● Rows from a figure dataset:
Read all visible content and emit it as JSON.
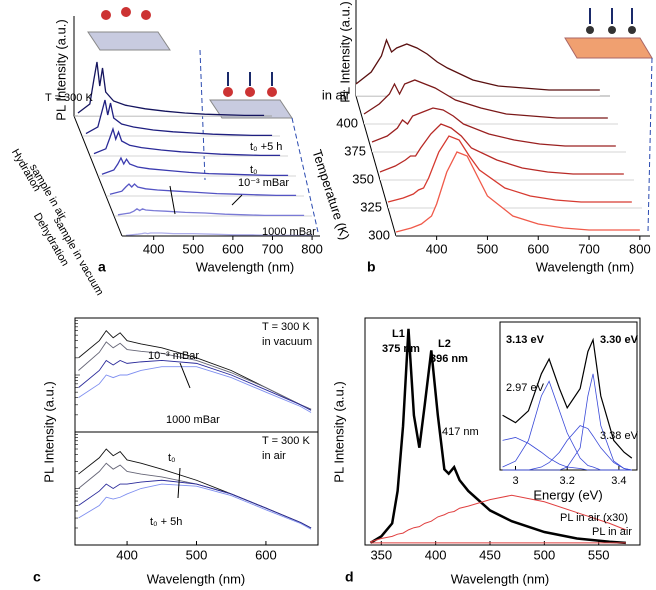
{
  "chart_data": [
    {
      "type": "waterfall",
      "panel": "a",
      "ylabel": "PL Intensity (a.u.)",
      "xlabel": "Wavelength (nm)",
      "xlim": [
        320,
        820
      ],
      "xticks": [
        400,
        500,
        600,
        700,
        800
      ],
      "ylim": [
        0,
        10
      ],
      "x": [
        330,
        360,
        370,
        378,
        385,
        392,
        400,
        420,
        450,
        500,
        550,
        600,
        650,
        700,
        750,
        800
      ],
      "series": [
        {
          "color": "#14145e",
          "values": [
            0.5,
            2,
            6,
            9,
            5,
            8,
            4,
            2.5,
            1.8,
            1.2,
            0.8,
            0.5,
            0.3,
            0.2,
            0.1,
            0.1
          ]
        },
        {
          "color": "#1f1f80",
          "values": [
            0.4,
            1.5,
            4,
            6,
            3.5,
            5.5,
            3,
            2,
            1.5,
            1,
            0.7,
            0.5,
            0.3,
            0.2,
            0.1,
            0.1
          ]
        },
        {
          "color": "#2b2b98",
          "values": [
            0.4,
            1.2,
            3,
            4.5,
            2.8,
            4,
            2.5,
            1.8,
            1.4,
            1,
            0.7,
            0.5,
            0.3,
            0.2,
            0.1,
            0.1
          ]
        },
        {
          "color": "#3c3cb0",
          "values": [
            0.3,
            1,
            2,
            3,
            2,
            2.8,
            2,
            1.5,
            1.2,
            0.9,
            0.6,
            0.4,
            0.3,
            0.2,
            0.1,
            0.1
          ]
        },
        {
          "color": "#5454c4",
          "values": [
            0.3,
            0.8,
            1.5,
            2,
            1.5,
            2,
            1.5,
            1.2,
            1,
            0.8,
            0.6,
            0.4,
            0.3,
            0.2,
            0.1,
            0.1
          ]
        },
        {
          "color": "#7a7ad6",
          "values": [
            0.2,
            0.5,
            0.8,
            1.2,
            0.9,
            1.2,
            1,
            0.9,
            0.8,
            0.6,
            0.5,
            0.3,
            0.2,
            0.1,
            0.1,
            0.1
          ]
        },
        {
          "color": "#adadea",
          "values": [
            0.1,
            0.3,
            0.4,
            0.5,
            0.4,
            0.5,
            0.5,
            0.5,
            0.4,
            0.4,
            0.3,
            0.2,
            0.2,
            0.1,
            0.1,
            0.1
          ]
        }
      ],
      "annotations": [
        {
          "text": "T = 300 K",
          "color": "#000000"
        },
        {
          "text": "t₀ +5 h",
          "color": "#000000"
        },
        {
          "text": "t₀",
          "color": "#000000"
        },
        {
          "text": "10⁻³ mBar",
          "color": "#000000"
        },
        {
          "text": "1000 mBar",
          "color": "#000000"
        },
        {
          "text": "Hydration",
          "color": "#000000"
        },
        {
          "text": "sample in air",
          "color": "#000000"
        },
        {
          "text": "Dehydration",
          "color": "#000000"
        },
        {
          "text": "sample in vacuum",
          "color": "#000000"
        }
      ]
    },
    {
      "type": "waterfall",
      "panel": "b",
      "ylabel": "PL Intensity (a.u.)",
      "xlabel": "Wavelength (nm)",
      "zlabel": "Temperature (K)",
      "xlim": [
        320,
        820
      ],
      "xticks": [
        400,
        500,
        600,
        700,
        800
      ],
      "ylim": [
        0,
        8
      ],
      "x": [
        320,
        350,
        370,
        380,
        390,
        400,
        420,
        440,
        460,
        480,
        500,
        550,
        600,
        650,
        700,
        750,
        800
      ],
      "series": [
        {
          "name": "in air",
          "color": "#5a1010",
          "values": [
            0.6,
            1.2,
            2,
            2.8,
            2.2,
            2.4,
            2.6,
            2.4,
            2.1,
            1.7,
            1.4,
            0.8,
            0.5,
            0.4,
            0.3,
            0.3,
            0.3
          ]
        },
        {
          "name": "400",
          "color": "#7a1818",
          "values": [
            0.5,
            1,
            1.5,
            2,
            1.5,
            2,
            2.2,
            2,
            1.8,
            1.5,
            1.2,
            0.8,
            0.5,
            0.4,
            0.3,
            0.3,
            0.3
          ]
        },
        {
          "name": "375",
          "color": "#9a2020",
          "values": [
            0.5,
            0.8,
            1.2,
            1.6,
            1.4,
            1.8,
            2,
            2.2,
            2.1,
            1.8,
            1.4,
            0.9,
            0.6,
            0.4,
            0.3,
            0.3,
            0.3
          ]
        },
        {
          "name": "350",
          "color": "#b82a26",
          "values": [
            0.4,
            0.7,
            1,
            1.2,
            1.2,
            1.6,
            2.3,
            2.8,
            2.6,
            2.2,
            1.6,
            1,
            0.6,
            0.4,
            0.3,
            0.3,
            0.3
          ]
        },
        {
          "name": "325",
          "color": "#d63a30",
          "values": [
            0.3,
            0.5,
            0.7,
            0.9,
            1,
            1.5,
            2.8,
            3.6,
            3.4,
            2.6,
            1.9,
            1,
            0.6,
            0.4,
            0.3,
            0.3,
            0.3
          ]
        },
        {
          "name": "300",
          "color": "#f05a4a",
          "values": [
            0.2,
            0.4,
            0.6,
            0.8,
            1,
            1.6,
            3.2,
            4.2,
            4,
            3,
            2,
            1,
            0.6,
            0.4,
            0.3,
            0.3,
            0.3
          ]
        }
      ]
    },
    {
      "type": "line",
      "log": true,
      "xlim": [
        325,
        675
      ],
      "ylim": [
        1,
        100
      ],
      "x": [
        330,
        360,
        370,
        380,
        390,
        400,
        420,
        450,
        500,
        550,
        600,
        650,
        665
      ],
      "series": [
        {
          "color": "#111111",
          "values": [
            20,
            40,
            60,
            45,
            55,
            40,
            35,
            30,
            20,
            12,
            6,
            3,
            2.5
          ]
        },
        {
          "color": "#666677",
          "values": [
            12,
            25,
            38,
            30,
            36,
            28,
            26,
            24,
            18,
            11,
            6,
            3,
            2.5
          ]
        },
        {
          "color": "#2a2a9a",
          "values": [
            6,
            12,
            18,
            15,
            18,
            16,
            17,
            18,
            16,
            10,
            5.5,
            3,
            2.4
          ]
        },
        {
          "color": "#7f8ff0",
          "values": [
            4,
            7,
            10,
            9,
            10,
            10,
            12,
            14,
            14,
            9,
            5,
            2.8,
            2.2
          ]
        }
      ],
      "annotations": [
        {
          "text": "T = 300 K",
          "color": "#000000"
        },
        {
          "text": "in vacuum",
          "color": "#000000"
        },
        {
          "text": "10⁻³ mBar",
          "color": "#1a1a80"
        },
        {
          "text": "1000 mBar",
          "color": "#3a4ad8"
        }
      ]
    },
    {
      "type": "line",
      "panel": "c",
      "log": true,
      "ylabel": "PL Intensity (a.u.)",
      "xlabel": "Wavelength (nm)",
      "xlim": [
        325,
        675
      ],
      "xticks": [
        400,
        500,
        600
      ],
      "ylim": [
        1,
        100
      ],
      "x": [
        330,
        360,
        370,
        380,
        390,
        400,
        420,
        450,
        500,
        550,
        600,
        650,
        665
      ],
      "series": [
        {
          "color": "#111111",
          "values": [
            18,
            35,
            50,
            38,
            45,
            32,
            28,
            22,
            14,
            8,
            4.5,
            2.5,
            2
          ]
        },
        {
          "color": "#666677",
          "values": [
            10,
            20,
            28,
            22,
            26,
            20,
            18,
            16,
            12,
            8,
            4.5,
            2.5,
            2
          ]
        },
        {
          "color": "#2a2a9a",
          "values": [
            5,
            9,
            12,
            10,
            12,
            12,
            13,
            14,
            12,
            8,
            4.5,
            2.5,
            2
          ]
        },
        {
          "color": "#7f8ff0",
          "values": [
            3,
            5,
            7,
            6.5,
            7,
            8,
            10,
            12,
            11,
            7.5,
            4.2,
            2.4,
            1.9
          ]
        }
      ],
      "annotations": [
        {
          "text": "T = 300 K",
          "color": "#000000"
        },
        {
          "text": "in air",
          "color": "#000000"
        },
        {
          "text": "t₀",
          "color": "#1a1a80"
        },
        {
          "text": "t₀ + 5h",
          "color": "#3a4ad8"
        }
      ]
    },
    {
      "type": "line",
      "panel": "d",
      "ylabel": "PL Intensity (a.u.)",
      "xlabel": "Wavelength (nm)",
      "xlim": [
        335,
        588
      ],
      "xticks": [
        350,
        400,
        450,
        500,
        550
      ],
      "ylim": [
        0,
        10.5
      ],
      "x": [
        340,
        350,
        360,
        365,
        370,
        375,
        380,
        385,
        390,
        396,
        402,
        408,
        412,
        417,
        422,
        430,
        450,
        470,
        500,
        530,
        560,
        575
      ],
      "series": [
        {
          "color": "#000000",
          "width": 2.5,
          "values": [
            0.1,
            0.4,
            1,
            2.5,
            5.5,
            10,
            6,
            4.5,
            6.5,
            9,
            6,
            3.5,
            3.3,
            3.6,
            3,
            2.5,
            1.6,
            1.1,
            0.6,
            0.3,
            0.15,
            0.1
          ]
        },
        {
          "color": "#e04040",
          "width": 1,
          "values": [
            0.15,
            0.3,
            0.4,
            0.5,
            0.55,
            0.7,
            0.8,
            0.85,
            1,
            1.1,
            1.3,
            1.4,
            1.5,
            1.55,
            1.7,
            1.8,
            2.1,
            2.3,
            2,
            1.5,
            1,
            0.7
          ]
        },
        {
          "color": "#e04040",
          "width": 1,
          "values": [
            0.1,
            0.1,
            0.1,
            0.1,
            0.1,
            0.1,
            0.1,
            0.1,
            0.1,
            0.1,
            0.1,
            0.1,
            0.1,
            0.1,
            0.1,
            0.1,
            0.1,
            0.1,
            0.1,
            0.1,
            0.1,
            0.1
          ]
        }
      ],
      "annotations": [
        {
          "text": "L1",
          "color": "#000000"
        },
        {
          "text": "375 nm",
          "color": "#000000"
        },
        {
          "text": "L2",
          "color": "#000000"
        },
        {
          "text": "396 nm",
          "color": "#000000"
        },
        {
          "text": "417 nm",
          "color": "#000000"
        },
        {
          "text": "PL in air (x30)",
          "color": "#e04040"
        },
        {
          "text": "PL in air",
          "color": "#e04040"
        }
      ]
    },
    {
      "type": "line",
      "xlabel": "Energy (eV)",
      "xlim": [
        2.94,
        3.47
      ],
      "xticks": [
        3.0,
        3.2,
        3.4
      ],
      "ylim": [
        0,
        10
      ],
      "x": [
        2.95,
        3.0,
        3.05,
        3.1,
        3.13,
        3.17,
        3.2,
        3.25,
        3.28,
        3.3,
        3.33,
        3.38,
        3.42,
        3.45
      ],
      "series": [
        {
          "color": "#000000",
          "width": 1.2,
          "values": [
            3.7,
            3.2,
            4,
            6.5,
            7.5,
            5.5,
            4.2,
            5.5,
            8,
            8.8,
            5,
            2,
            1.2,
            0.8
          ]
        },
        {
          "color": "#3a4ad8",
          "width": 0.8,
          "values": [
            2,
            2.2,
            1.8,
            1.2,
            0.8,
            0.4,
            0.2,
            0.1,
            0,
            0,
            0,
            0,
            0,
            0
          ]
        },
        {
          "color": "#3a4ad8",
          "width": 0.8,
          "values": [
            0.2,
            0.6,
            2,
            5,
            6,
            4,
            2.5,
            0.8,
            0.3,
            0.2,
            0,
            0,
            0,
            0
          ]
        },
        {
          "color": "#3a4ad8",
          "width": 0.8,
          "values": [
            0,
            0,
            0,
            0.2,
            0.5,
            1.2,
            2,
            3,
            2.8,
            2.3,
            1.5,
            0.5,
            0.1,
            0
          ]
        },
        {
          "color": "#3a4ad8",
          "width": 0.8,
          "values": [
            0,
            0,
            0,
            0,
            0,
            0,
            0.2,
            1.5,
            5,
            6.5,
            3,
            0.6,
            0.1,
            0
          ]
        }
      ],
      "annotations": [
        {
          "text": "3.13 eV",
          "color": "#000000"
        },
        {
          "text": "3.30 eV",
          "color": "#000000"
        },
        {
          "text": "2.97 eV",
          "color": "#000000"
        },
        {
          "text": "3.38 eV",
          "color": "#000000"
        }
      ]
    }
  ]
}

● What you are asked to do: Count the lines in the records above that hold the word "sample", and give only that number.

● Result of the task: 2